Work to do: Search the data for the string "label" and gather each line it is in.

Data listing:
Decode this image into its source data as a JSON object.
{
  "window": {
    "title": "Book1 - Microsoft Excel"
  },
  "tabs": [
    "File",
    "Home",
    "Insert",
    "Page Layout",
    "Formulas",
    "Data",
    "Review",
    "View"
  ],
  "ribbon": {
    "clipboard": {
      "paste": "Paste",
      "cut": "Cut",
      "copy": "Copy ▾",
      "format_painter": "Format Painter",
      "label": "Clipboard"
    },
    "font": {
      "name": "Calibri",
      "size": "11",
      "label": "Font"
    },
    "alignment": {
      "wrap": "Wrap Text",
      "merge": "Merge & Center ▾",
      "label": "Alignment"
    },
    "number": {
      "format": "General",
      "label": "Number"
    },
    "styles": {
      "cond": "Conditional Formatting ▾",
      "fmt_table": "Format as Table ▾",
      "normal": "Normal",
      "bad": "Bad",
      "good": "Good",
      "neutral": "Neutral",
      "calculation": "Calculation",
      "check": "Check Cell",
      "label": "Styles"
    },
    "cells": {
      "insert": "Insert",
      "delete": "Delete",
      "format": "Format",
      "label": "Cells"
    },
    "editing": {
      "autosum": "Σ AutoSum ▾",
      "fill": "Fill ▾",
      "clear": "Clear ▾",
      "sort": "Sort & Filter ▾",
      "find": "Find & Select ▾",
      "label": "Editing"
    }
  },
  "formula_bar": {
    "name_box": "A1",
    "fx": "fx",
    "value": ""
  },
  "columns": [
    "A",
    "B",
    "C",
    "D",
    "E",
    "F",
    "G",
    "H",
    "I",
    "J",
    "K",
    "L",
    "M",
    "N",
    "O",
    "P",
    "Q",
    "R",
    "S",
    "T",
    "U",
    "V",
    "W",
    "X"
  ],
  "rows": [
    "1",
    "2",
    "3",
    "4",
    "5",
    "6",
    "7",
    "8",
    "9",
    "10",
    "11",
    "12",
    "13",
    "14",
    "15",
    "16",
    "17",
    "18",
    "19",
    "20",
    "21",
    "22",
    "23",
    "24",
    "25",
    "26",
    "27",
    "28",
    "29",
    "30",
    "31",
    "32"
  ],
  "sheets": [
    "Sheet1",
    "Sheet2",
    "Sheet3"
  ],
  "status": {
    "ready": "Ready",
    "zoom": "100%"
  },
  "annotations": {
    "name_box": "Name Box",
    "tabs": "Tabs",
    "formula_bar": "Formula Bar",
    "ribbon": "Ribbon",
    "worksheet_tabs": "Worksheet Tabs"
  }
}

Complete response:
      "label": "Clipboard"
      "label": "Font"
      "label": "Alignment"
      "label": "Number"
      "label": "Styles"
      "label": "Cells"
      "label": "Editing"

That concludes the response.